The task: In the entries below, count every line with the string "temperature". State the count and nothing else.

-- BEGIN Provided data --

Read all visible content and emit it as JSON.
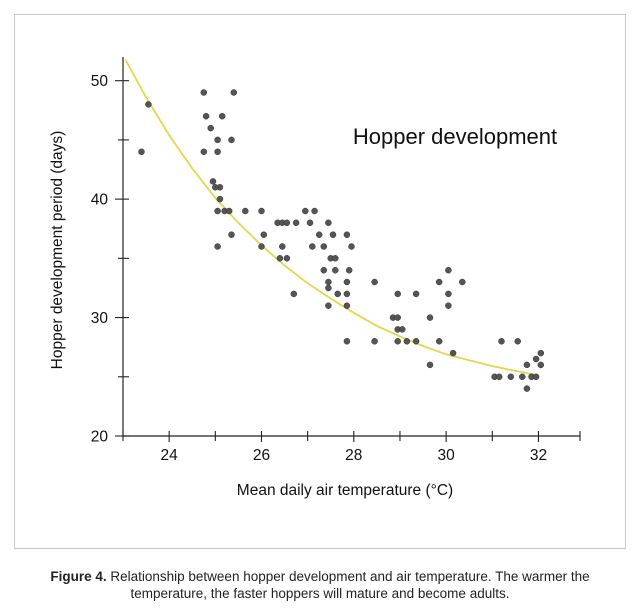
{
  "figure": {
    "caption_label": "Figure 4.",
    "caption_text": " Relationship between hopper development and air temperature. The warmer the temperature, the faster hoppers will mature and become adults."
  },
  "chart_data": {
    "type": "scatter",
    "title": "Hopper development",
    "xlabel": "Mean daily air temperature (°C)",
    "ylabel": "Hopper development period (days)",
    "xlim": [
      23,
      32.9
    ],
    "ylim": [
      20,
      52
    ],
    "x_ticks": [
      24,
      26,
      28,
      30,
      32
    ],
    "y_ticks": [
      20,
      30,
      40,
      50
    ],
    "trend_color": "#e8d44d",
    "point_color": "#555555",
    "points": [
      [
        23.4,
        44
      ],
      [
        23.55,
        48
      ],
      [
        24.75,
        49
      ],
      [
        24.8,
        47
      ],
      [
        24.75,
        44
      ],
      [
        24.9,
        46
      ],
      [
        25.05,
        44
      ],
      [
        25.05,
        45
      ],
      [
        25.15,
        47
      ],
      [
        25.35,
        45
      ],
      [
        25.4,
        49
      ],
      [
        24.95,
        41.5
      ],
      [
        25.1,
        41
      ],
      [
        25.0,
        41
      ],
      [
        25.1,
        40
      ],
      [
        25.05,
        39
      ],
      [
        25.2,
        39
      ],
      [
        25.3,
        39
      ],
      [
        25.05,
        36
      ],
      [
        25.35,
        37
      ],
      [
        25.65,
        39
      ],
      [
        26.0,
        39
      ],
      [
        26.05,
        37
      ],
      [
        26.0,
        36
      ],
      [
        26.35,
        38
      ],
      [
        26.45,
        38
      ],
      [
        26.55,
        38
      ],
      [
        26.45,
        36
      ],
      [
        26.55,
        35
      ],
      [
        26.4,
        35
      ],
      [
        26.75,
        38
      ],
      [
        26.7,
        32
      ],
      [
        26.95,
        39
      ],
      [
        27.15,
        39
      ],
      [
        27.05,
        38
      ],
      [
        27.1,
        36
      ],
      [
        27.25,
        37
      ],
      [
        27.35,
        36
      ],
      [
        27.45,
        38
      ],
      [
        27.55,
        37
      ],
      [
        27.5,
        35
      ],
      [
        27.6,
        35
      ],
      [
        27.35,
        34
      ],
      [
        27.6,
        34
      ],
      [
        27.45,
        33
      ],
      [
        27.45,
        31
      ],
      [
        27.45,
        32.5
      ],
      [
        27.65,
        32
      ],
      [
        27.85,
        37
      ],
      [
        27.95,
        36
      ],
      [
        27.9,
        34
      ],
      [
        27.85,
        33
      ],
      [
        27.85,
        32
      ],
      [
        27.85,
        31
      ],
      [
        27.85,
        28
      ],
      [
        28.45,
        33
      ],
      [
        28.45,
        28
      ],
      [
        28.85,
        30
      ],
      [
        28.95,
        32
      ],
      [
        28.95,
        30
      ],
      [
        28.95,
        29
      ],
      [
        29.05,
        29
      ],
      [
        28.95,
        28
      ],
      [
        29.15,
        28
      ],
      [
        29.35,
        28
      ],
      [
        29.35,
        32
      ],
      [
        29.65,
        26
      ],
      [
        29.65,
        30
      ],
      [
        29.85,
        33
      ],
      [
        29.85,
        28
      ],
      [
        30.05,
        34
      ],
      [
        30.05,
        32
      ],
      [
        30.05,
        31
      ],
      [
        30.15,
        27
      ],
      [
        30.35,
        33
      ],
      [
        31.05,
        25
      ],
      [
        31.15,
        25
      ],
      [
        31.2,
        28
      ],
      [
        31.4,
        25
      ],
      [
        31.55,
        28
      ],
      [
        31.65,
        25
      ],
      [
        31.75,
        24
      ],
      [
        31.75,
        26
      ],
      [
        31.85,
        25
      ],
      [
        31.95,
        25
      ],
      [
        31.95,
        26.5
      ],
      [
        32.05,
        26
      ],
      [
        32.05,
        27
      ]
    ],
    "trend_points": [
      [
        23.05,
        51.8
      ],
      [
        23.5,
        48.6
      ],
      [
        24.0,
        45.4
      ],
      [
        24.5,
        42.6
      ],
      [
        25.0,
        40.1
      ],
      [
        25.5,
        38.0
      ],
      [
        26.0,
        36.1
      ],
      [
        26.5,
        34.4
      ],
      [
        27.0,
        32.9
      ],
      [
        27.5,
        31.6
      ],
      [
        28.0,
        30.4
      ],
      [
        28.5,
        29.3
      ],
      [
        29.0,
        28.4
      ],
      [
        29.5,
        27.6
      ],
      [
        30.0,
        26.9
      ],
      [
        30.5,
        26.4
      ],
      [
        31.0,
        25.9
      ],
      [
        31.5,
        25.5
      ],
      [
        31.9,
        25.2
      ]
    ],
    "grid": false,
    "legend": "none"
  }
}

-- END Provided data --

Solution to the exercise: 2